[SET TASK]:
Keep every line where the word "weiter" appears; drop the rest.
☆ ☆ ☆
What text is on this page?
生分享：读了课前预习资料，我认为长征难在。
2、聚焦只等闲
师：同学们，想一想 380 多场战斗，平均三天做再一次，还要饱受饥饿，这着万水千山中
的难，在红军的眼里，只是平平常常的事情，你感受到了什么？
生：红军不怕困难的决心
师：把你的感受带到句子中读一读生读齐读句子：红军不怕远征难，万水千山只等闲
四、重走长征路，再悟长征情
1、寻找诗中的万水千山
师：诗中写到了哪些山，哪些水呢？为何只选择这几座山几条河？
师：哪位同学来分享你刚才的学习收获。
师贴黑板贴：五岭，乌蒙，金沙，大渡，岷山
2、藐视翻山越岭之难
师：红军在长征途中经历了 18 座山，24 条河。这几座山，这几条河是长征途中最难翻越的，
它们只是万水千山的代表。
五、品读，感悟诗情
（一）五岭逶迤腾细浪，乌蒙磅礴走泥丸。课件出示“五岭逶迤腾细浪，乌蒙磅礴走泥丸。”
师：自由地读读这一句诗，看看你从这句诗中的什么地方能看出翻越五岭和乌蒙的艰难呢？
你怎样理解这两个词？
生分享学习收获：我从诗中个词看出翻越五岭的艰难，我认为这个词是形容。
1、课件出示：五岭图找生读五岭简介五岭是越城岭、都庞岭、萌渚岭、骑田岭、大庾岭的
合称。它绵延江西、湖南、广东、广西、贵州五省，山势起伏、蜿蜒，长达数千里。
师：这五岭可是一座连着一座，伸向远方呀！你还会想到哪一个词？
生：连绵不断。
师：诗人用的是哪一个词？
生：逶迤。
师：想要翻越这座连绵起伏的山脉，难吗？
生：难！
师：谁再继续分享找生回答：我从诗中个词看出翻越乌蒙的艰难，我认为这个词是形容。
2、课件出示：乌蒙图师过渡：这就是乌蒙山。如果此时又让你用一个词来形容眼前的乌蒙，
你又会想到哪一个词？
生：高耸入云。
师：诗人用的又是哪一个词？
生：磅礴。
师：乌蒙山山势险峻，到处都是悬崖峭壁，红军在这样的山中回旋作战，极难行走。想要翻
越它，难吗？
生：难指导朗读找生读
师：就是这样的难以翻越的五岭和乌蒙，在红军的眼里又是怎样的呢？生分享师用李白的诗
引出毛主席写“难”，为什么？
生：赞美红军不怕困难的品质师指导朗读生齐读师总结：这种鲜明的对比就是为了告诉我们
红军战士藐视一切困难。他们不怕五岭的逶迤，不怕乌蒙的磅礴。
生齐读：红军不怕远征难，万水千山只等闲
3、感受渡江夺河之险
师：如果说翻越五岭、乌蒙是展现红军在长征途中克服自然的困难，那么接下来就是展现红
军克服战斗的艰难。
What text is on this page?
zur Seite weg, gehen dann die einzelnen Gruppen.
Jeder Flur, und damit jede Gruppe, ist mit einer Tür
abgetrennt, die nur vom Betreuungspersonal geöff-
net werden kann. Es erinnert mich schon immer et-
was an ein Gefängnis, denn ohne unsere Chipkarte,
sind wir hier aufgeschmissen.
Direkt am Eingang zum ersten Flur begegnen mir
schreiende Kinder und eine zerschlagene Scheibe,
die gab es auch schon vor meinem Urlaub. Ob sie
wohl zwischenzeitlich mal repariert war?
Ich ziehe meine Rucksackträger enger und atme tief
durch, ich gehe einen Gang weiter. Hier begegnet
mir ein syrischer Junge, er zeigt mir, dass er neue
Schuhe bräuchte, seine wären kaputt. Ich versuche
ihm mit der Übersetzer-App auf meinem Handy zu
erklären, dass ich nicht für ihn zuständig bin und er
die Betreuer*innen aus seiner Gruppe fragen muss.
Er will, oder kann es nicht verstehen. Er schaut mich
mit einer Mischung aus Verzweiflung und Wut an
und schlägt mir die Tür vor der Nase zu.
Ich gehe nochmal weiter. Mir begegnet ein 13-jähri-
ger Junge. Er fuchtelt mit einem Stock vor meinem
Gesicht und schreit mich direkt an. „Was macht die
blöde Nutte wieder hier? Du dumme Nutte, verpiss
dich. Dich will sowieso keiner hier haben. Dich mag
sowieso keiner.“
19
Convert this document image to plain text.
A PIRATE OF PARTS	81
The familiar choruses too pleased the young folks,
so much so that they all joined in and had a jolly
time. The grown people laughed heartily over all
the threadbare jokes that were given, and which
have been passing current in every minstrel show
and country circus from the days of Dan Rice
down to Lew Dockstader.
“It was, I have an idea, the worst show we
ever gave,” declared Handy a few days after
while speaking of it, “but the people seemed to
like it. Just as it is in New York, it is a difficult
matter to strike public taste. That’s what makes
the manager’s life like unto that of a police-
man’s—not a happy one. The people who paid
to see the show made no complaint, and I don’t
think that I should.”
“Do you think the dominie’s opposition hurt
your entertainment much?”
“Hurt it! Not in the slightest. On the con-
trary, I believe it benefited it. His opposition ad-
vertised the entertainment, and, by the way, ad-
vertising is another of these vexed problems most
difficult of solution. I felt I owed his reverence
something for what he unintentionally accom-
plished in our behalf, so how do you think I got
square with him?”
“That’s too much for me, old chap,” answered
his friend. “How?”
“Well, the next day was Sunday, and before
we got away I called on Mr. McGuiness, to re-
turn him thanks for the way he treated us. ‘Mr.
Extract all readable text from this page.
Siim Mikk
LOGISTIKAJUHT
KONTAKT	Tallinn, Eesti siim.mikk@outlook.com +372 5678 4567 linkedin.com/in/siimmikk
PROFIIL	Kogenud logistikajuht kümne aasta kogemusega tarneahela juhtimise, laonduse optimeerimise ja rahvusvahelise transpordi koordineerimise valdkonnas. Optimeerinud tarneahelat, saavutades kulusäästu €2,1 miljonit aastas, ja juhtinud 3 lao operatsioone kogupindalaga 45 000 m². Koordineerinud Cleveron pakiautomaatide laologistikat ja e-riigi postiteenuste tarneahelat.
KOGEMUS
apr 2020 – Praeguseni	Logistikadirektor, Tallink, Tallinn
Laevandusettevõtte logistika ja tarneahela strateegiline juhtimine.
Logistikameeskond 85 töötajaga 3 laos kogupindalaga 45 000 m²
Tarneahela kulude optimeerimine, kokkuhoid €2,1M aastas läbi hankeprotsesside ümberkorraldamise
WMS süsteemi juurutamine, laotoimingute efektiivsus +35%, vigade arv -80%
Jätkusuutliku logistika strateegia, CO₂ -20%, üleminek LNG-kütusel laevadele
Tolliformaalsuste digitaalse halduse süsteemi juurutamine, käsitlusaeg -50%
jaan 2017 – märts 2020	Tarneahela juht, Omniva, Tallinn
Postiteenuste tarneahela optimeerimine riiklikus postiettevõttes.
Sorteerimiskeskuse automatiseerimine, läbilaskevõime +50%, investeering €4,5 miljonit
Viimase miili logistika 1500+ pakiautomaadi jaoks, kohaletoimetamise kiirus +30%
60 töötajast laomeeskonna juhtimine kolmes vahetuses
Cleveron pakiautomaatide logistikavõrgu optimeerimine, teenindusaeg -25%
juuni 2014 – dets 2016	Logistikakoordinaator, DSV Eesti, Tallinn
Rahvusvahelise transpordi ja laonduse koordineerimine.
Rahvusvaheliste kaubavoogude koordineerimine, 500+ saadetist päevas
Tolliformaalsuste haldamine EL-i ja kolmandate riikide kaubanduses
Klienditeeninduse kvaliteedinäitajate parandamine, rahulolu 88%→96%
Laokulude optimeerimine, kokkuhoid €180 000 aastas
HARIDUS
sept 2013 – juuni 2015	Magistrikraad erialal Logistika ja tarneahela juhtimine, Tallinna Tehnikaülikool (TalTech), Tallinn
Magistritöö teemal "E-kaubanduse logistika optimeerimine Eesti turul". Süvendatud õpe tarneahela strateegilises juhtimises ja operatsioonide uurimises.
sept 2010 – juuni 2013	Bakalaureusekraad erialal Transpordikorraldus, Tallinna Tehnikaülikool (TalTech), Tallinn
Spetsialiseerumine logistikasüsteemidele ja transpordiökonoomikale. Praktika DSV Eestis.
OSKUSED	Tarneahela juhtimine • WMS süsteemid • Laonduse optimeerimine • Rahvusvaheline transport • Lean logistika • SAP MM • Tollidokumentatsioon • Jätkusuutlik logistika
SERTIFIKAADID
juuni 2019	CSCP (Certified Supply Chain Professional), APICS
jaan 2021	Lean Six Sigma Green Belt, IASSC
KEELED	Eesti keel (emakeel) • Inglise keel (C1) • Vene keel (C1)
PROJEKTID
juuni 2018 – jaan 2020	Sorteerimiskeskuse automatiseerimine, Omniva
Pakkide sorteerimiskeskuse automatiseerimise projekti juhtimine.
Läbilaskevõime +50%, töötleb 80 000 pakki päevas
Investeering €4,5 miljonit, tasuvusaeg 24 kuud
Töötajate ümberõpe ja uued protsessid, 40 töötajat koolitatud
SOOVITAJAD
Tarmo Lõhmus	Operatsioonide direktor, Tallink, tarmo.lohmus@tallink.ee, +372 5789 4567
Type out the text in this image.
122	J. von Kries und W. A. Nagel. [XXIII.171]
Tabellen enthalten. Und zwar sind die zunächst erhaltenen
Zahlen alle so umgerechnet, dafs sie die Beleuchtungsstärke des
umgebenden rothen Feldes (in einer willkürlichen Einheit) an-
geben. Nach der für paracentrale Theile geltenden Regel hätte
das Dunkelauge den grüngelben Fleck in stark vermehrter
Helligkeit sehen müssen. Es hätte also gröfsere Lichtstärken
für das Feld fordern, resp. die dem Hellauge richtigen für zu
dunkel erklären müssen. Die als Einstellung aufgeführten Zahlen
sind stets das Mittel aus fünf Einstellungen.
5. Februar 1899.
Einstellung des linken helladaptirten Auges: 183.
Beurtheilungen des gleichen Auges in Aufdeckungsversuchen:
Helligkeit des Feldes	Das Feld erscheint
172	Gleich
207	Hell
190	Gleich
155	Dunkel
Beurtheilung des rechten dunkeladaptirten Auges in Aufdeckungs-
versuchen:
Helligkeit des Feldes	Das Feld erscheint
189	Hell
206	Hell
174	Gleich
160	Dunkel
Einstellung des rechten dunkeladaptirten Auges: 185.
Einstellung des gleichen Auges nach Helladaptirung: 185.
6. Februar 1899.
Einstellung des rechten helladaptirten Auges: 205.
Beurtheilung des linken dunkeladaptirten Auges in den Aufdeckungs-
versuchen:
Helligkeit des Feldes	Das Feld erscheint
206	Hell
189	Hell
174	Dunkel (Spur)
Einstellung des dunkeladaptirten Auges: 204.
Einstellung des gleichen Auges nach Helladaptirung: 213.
☆ ☆ ☆
[EXERCISE ANSWER]:
durch, ich gehe einen Gang weiter. Hier begegnet
Ich gehe nochmal weiter. Mir begegnet ein 13-jähri-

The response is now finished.